** Directive **
Pick out each line of the records in which the word "nabíjet" appears.

::: Record list

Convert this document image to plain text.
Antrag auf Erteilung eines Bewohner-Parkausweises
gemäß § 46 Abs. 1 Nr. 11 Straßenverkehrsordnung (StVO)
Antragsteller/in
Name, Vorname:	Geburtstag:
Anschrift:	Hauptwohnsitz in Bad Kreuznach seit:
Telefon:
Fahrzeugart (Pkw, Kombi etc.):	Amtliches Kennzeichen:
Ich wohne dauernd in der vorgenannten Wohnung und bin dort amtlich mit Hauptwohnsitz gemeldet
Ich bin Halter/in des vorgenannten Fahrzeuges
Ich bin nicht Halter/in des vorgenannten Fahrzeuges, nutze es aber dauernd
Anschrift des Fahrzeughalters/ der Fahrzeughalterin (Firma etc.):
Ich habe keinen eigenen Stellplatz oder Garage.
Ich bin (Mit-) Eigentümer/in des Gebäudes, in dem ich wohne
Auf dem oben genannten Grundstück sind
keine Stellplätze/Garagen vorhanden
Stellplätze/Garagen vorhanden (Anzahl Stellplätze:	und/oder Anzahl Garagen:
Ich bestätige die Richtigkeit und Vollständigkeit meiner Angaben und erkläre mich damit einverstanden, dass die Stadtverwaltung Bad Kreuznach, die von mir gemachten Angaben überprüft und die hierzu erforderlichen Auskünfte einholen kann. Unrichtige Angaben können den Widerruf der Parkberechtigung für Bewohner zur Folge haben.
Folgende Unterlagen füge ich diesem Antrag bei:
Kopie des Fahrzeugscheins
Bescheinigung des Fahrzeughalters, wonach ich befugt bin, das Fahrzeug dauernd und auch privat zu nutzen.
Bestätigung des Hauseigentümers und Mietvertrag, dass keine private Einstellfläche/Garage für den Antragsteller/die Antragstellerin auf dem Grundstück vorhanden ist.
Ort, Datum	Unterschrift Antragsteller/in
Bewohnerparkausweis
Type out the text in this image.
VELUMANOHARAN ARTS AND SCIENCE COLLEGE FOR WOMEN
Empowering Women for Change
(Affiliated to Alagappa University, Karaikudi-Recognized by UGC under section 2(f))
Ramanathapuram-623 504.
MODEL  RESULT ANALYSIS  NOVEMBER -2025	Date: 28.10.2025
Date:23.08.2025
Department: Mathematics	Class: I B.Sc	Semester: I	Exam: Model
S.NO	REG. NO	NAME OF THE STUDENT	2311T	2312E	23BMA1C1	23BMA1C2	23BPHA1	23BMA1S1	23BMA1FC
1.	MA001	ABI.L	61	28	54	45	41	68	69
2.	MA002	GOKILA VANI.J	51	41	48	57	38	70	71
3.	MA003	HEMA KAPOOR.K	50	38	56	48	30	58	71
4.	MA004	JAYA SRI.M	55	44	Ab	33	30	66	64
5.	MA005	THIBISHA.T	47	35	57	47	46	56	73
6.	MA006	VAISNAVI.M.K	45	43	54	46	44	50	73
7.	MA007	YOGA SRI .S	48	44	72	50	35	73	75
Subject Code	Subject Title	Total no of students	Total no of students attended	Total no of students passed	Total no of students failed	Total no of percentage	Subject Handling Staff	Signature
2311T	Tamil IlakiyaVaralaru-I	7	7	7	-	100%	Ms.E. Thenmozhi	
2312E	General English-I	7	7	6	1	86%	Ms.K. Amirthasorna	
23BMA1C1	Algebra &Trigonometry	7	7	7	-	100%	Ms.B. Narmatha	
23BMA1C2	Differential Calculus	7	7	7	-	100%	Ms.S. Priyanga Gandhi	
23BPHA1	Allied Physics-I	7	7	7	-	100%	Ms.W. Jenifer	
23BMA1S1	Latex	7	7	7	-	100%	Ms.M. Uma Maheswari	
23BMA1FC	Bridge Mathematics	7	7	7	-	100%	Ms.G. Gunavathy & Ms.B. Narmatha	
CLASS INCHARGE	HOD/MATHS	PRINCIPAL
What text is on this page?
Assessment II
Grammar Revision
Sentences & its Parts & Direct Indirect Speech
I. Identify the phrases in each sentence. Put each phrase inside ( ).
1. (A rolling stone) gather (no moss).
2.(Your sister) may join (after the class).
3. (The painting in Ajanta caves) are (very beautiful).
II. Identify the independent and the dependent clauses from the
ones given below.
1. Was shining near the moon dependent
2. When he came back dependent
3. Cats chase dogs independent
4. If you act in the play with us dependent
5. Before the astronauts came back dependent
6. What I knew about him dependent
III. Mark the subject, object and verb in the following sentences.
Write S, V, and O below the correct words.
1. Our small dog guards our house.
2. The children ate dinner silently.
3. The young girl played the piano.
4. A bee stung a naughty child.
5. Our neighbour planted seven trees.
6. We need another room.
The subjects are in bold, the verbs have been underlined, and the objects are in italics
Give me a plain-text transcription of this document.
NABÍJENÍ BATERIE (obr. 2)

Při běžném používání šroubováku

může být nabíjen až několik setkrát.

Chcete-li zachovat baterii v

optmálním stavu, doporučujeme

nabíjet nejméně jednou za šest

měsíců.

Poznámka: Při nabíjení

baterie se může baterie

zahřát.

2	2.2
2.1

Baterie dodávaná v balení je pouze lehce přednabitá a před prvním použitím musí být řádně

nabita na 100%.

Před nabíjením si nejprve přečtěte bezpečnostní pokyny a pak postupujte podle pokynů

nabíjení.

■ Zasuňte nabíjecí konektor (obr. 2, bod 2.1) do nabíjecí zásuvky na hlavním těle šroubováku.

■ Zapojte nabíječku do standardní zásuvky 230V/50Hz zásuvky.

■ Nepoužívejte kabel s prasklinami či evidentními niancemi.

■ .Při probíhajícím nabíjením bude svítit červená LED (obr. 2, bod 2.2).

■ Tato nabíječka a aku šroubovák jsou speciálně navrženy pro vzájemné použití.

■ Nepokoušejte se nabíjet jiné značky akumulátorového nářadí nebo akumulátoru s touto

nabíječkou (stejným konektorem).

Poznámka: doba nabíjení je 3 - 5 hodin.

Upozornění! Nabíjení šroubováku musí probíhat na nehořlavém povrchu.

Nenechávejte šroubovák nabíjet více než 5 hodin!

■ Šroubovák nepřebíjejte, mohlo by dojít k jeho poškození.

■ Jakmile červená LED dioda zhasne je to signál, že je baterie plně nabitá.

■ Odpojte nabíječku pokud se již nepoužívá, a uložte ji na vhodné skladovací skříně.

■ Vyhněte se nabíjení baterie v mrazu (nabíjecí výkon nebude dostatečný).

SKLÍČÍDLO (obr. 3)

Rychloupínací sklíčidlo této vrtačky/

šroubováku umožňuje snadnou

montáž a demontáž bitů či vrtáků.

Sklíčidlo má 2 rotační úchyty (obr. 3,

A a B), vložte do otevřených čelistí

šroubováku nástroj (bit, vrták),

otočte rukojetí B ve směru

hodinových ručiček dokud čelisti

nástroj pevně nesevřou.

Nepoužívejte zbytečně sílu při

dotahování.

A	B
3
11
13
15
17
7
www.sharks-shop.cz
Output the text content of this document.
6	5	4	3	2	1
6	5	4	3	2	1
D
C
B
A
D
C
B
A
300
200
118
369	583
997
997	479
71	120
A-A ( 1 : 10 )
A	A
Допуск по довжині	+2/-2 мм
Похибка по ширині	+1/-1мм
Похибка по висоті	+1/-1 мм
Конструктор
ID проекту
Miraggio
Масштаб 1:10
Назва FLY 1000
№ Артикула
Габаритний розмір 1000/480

::::::

** Task answer **
nabíjet nejméně jednou za šest
■ Nepokoušejte se nabíjet jiné značky akumulátorového nářadí nebo akumulátoru s touto
Nenechávejte šroubovák nabíjet více než 5 hodin!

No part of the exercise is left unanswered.